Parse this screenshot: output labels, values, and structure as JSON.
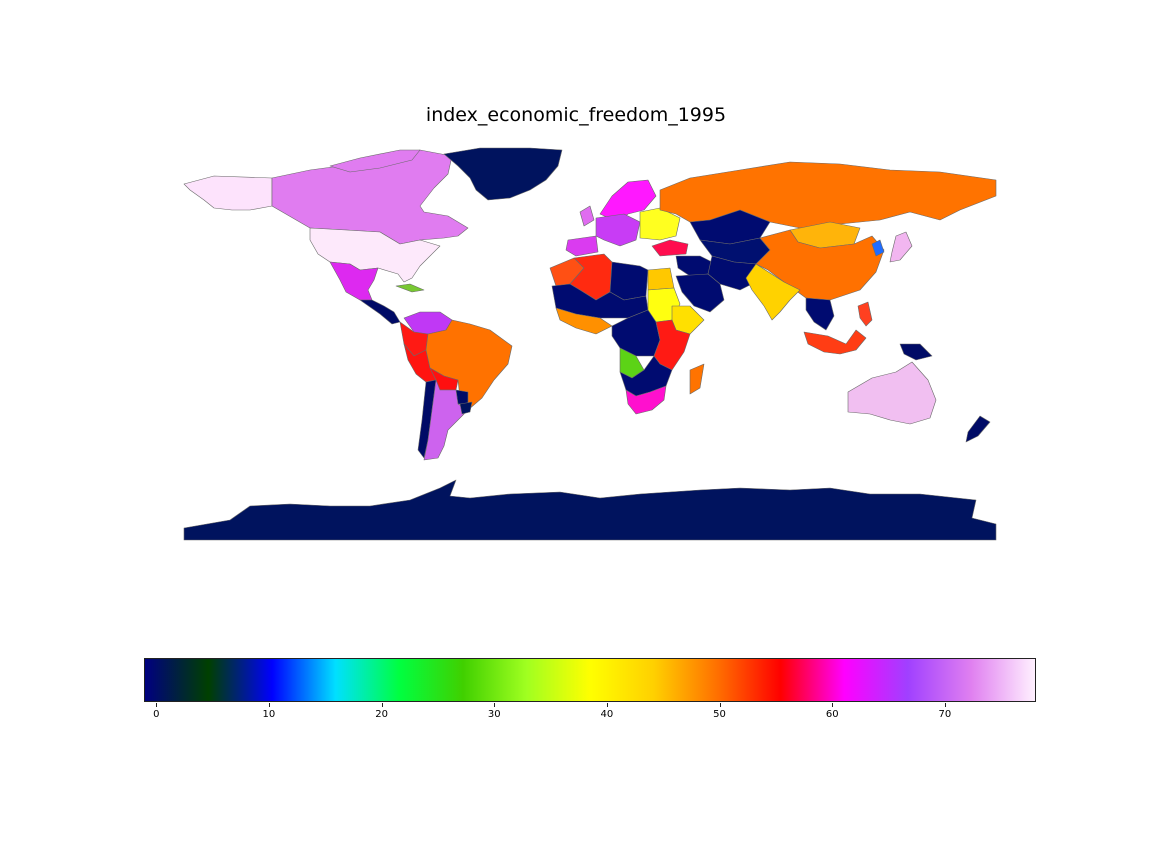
{
  "map": {
    "title": "index_economic_freedom_1995",
    "colormap": "gist_ncar",
    "legend_type": "colorbar",
    "colorbar": {
      "orientation": "horizontal",
      "min": -1,
      "max": 78,
      "ticks": [
        {
          "value": 0,
          "label": "0"
        },
        {
          "value": 10,
          "label": "10"
        },
        {
          "value": 20,
          "label": "20"
        },
        {
          "value": 30,
          "label": "30"
        },
        {
          "value": 40,
          "label": "40"
        },
        {
          "value": 50,
          "label": "50"
        },
        {
          "value": 60,
          "label": "60"
        },
        {
          "value": 70,
          "label": "70"
        }
      ],
      "gradient_colors": [
        "#000080",
        "#004000",
        "#0000ff",
        "#00e0ff",
        "#00ff40",
        "#40d000",
        "#a0ff20",
        "#ffff00",
        "#ffd000",
        "#ff7000",
        "#ff0000",
        "#ff00ff",
        "#a040ff",
        "#e080f0",
        "#fff0ff"
      ]
    },
    "regions": {
      "greenland": "#00135e",
      "canada": "#e07cf0",
      "alaska": "#fde3fc",
      "usa": "#fde9fb",
      "mexico": "#dd29f0",
      "central_america": "#000b66",
      "cuba": "#78c832",
      "venezuela": "#c038f5",
      "colombia": "#ff1a14",
      "peru": "#ff1410",
      "brazil": "#ff7200",
      "bolivia": "#ff1010",
      "argentina": "#cd63ee",
      "chile": "#000b66",
      "uruguay": "#00135e",
      "paraguay": "#000b66",
      "russia": "#ff7300",
      "china": "#ff7100",
      "mongolia": "#ffb40a",
      "kazakhstan": "#000b70",
      "central_asia": "#001070",
      "iran": "#000b70",
      "middle_east": "#000b70",
      "saudi_arabia": "#000b70",
      "turkey": "#ff0d4e",
      "india": "#ffd200",
      "southeast_asia": "#000b70",
      "indonesia": "#ff3d14",
      "philippines": "#ff4020",
      "japan": "#f2b6f0",
      "korea": "#1f6cff",
      "australia": "#f1bff1",
      "new_zealand": "#000b66",
      "png": "#000b66",
      "algeria": "#ff2a10",
      "morocco": "#ff5014",
      "libya": "#000b70",
      "egypt": "#ffc800",
      "sudan": "#ffff10",
      "sahel": "#000b70",
      "west_africa": "#ff9000",
      "central_africa": "#000b70",
      "angola": "#5cd316",
      "east_africa": "#ff1a14",
      "ethiopia": "#ffe000",
      "southern_africa": "#000b70",
      "south_africa": "#ff10ce",
      "madagascar": "#ff7300",
      "western_europe": "#c83cf5",
      "scandinavia": "#ff18ff",
      "eastern_europe": "#ffff20",
      "iberia": "#da3bf0",
      "uk": "#e06cf0",
      "antarctica": "#00135e"
    }
  }
}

:::::

Job: All of the lines above should be printed exactly, minus the pictures.

Answer for the task:
Parse this screenshot: output labels, values, and structure as JSON.
{
  "map": {
    "title": "index_economic_freedom_1995",
    "colormap": "gist_ncar",
    "legend_type": "colorbar",
    "colorbar": {
      "orientation": "horizontal",
      "min": -1,
      "max": 78,
      "ticks": [
        {
          "value": 0,
          "label": "0"
        },
        {
          "value": 10,
          "label": "10"
        },
        {
          "value": 20,
          "label": "20"
        },
        {
          "value": 30,
          "label": "30"
        },
        {
          "value": 40,
          "label": "40"
        },
        {
          "value": 50,
          "label": "50"
        },
        {
          "value": 60,
          "label": "60"
        },
        {
          "value": 70,
          "label": "70"
        }
      ],
      "gradient_colors": [
        "#000080",
        "#004000",
        "#0000ff",
        "#00e0ff",
        "#00ff40",
        "#40d000",
        "#a0ff20",
        "#ffff00",
        "#ffd000",
        "#ff7000",
        "#ff0000",
        "#ff00ff",
        "#a040ff",
        "#e080f0",
        "#fff0ff"
      ]
    },
    "regions": {
      "greenland": "#00135e",
      "canada": "#e07cf0",
      "alaska": "#fde3fc",
      "usa": "#fde9fb",
      "mexico": "#dd29f0",
      "central_america": "#000b66",
      "cuba": "#78c832",
      "venezuela": "#c038f5",
      "colombia": "#ff1a14",
      "peru": "#ff1410",
      "brazil": "#ff7200",
      "bolivia": "#ff1010",
      "argentina": "#cd63ee",
      "chile": "#000b66",
      "uruguay": "#00135e",
      "paraguay": "#000b66",
      "russia": "#ff7300",
      "china": "#ff7100",
      "mongolia": "#ffb40a",
      "kazakhstan": "#000b70",
      "central_asia": "#001070",
      "iran": "#000b70",
      "middle_east": "#000b70",
      "saudi_arabia": "#000b70",
      "turkey": "#ff0d4e",
      "india": "#ffd200",
      "southeast_asia": "#000b70",
      "indonesia": "#ff3d14",
      "philippines": "#ff4020",
      "japan": "#f2b6f0",
      "korea": "#1f6cff",
      "australia": "#f1bff1",
      "new_zealand": "#000b66",
      "png": "#000b66",
      "algeria": "#ff2a10",
      "morocco": "#ff5014",
      "libya": "#000b70",
      "egypt": "#ffc800",
      "sudan": "#ffff10",
      "sahel": "#000b70",
      "west_africa": "#ff9000",
      "central_africa": "#000b70",
      "angola": "#5cd316",
      "east_africa": "#ff1a14",
      "ethiopia": "#ffe000",
      "southern_africa": "#000b70",
      "south_africa": "#ff10ce",
      "madagascar": "#ff7300",
      "western_europe": "#c83cf5",
      "scandinavia": "#ff18ff",
      "eastern_europe": "#ffff20",
      "iberia": "#da3bf0",
      "uk": "#e06cf0",
      "antarctica": "#00135e"
    }
  }
}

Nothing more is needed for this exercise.